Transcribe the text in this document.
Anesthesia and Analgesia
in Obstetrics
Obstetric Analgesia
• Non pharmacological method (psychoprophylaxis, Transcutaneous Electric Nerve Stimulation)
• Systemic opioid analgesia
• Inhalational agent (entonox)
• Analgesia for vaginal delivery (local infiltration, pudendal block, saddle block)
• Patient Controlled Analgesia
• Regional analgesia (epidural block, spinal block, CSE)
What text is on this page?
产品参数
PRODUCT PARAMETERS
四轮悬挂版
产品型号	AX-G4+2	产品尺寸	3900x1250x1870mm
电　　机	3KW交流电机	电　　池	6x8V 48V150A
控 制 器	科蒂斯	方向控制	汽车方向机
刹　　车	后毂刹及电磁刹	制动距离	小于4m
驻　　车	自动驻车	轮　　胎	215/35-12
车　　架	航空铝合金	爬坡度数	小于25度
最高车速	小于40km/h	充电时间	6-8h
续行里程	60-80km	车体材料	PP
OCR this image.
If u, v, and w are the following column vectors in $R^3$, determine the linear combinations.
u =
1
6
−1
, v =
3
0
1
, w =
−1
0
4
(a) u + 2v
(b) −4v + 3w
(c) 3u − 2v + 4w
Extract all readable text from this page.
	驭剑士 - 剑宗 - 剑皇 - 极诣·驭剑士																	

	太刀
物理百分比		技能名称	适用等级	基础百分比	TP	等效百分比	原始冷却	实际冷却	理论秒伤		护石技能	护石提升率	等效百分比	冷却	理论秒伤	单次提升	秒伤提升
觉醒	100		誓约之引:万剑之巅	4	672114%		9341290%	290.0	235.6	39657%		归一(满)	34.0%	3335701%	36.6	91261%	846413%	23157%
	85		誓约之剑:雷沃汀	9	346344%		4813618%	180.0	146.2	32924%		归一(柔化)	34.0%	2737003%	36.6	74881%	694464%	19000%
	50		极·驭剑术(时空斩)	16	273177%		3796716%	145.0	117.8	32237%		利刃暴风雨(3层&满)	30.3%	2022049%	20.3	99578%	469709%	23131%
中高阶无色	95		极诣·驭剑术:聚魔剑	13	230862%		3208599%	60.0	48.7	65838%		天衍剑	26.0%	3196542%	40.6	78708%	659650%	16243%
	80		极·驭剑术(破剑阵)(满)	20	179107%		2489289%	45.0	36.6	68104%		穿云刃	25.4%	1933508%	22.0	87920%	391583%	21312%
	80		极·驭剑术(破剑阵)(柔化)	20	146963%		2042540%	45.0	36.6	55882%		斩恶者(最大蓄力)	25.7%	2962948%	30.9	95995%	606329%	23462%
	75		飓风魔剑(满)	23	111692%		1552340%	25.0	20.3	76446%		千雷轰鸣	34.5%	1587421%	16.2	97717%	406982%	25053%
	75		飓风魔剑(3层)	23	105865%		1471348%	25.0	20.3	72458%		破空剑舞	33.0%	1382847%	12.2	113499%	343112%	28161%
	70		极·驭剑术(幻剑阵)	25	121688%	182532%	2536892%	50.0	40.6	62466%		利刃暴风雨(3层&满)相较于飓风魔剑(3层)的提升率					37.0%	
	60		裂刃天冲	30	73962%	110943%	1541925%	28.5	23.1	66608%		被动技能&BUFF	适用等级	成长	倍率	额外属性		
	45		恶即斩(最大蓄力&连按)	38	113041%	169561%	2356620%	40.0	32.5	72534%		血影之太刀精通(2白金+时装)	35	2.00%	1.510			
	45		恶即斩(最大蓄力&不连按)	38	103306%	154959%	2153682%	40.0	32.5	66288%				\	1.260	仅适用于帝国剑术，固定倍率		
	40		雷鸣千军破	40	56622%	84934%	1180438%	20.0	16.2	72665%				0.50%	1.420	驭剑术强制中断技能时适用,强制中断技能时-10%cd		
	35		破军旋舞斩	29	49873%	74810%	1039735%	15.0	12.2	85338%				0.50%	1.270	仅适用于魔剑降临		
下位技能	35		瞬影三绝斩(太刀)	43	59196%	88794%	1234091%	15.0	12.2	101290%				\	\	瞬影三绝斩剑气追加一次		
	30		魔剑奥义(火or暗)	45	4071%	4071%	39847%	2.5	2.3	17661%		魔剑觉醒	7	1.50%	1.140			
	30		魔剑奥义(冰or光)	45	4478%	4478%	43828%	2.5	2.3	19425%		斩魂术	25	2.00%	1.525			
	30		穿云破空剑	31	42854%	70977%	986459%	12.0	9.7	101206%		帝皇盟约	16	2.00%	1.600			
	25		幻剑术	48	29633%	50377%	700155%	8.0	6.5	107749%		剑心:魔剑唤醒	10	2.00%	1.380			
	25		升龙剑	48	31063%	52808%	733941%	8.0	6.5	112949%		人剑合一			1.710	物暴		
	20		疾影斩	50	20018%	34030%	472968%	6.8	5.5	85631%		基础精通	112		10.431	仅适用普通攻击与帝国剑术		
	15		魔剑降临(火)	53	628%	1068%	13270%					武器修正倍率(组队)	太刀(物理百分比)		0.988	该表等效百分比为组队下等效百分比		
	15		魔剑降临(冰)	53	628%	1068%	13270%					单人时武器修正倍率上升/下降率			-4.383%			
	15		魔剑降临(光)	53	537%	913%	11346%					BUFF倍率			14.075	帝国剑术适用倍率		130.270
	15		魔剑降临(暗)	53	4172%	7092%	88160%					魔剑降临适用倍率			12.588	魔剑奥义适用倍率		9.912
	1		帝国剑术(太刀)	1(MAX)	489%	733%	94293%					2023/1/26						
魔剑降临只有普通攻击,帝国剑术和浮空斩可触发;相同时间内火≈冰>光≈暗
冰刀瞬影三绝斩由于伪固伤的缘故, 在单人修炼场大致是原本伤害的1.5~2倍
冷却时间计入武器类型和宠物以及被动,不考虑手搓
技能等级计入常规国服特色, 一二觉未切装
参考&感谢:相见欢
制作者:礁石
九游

⁂

Work required :: Can you give every line above again, exactly as written?

Result of this exercise ::
Transcribe the text in this document.
Anesthesia and Analgesia
in Obstetrics
Obstetric Analgesia
• Non pharmacological method (psychoprophylaxis, Transcutaneous Electric Nerve Stimulation)
• Systemic opioid analgesia
• Inhalational agent (entonox)
• Analgesia for vaginal delivery (local infiltration, pudendal block, saddle block)
• Patient Controlled Analgesia
• Regional analgesia (epidural block, spinal block, CSE)
What text is on this page?
产品参数
PRODUCT PARAMETERS
四轮悬挂版
产品型号	AX-G4+2	产品尺寸	3900x1250x1870mm
电　　机	3KW交流电机	电　　池	6x8V 48V150A
控 制 器	科蒂斯	方向控制	汽车方向机
刹　　车	后毂刹及电磁刹	制动距离	小于4m
驻　　车	自动驻车	轮　　胎	215/35-12
车　　架	航空铝合金	爬坡度数	小于25度
最高车速	小于40km/h	充电时间	6-8h
续行里程	60-80km	车体材料	PP
OCR this image.
If u, v, and w are the following column vectors in $R^3$, determine the linear combinations.
u =
1
6
−1
, v =
3
0
1
, w =
−1
0
4
(a) u + 2v
(b) −4v + 3w
(c) 3u − 2v + 4w
Extract all readable text from this page.
	驭剑士 - 剑宗 - 剑皇 - 极诣·驭剑士																	

	太刀
物理百分比		技能名称	适用等级	基础百分比	TP	等效百分比	原始冷却	实际冷却	理论秒伤		护石技能	护石提升率	等效百分比	冷却	理论秒伤	单次提升	秒伤提升
觉醒	100		誓约之引:万剑之巅	4	672114%		9341290%	290.0	235.6	39657%		归一(满)	34.0%	3335701%	36.6	91261%	846413%	23157%
	85		誓约之剑:雷沃汀	9	346344%		4813618%	180.0	146.2	32924%		归一(柔化)	34.0%	2737003%	36.6	74881%	694464%	19000%
	50		极·驭剑术(时空斩)	16	273177%		3796716%	145.0	117.8	32237%		利刃暴风雨(3层&满)	30.3%	2022049%	20.3	99578%	469709%	23131%
中高阶无色	95		极诣·驭剑术:聚魔剑	13	230862%		3208599%	60.0	48.7	65838%		天衍剑	26.0%	3196542%	40.6	78708%	659650%	16243%
	80		极·驭剑术(破剑阵)(满)	20	179107%		2489289%	45.0	36.6	68104%		穿云刃	25.4%	1933508%	22.0	87920%	391583%	21312%
	80		极·驭剑术(破剑阵)(柔化)	20	146963%		2042540%	45.0	36.6	55882%		斩恶者(最大蓄力)	25.7%	2962948%	30.9	95995%	606329%	23462%
	75		飓风魔剑(满)	23	111692%		1552340%	25.0	20.3	76446%		千雷轰鸣	34.5%	1587421%	16.2	97717%	406982%	25053%
	75		飓风魔剑(3层)	23	105865%		1471348%	25.0	20.3	72458%		破空剑舞	33.0%	1382847%	12.2	113499%	343112%	28161%
	70		极·驭剑术(幻剑阵)	25	121688%	182532%	2536892%	50.0	40.6	62466%		利刃暴风雨(3层&满)相较于飓风魔剑(3层)的提升率					37.0%	
	60		裂刃天冲	30	73962%	110943%	1541925%	28.5	23.1	66608%		被动技能&BUFF	适用等级	成长	倍率	额外属性		
	45		恶即斩(最大蓄力&连按)	38	113041%	169561%	2356620%	40.0	32.5	72534%		血影之太刀精通(2白金+时装)	35	2.00%	1.510			
	45		恶即斩(最大蓄力&不连按)	38	103306%	154959%	2153682%	40.0	32.5	66288%				\	1.260	仅适用于帝国剑术，固定倍率		
	40		雷鸣千军破	40	56622%	84934%	1180438%	20.0	16.2	72665%				0.50%	1.420	驭剑术强制中断技能时适用,强制中断技能时-10%cd		
	35		破军旋舞斩	29	49873%	74810%	1039735%	15.0	12.2	85338%				0.50%	1.270	仅适用于魔剑降临		
下位技能	35		瞬影三绝斩(太刀)	43	59196%	88794%	1234091%	15.0	12.2	101290%				\	\	瞬影三绝斩剑气追加一次		
	30		魔剑奥义(火or暗)	45	4071%	4071%	39847%	2.5	2.3	17661%		魔剑觉醒	7	1.50%	1.140			
	30		魔剑奥义(冰or光)	45	4478%	4478%	43828%	2.5	2.3	19425%		斩魂术	25	2.00%	1.525			
	30		穿云破空剑	31	42854%	70977%	986459%	12.0	9.7	101206%		帝皇盟约	16	2.00%	1.600			
	25		幻剑术	48	29633%	50377%	700155%	8.0	6.5	107749%		剑心:魔剑唤醒	10	2.00%	1.380			
	25		升龙剑	48	31063%	52808%	733941%	8.0	6.5	112949%		人剑合一			1.710	物暴		
	20		疾影斩	50	20018%	34030%	472968%	6.8	5.5	85631%		基础精通	112		10.431	仅适用普通攻击与帝国剑术		
	15		魔剑降临(火)	53	628%	1068%	13270%					武器修正倍率(组队)	太刀(物理百分比)		0.988	该表等效百分比为组队下等效百分比		
	15		魔剑降临(冰)	53	628%	1068%	13270%					单人时武器修正倍率上升/下降率			-4.383%			
	15		魔剑降临(光)	53	537%	913%	11346%					BUFF倍率			14.075	帝国剑术适用倍率		130.270
	15		魔剑降临(暗)	53	4172%	7092%	88160%					魔剑降临适用倍率			12.588	魔剑奥义适用倍率		9.912
	1		帝国剑术(太刀)	1(MAX)	489%	733%	94293%					2023/1/26						
魔剑降临只有普通攻击,帝国剑术和浮空斩可触发;相同时间内火≈冰>光≈暗
冰刀瞬影三绝斩由于伪固伤的缘故, 在单人修炼场大致是原本伤害的1.5~2倍
冷却时间计入武器类型和宠物以及被动,不考虑手搓
技能等级计入常规国服特色, 一二觉未切装
参考&感谢:相见欢
制作者:礁石
九游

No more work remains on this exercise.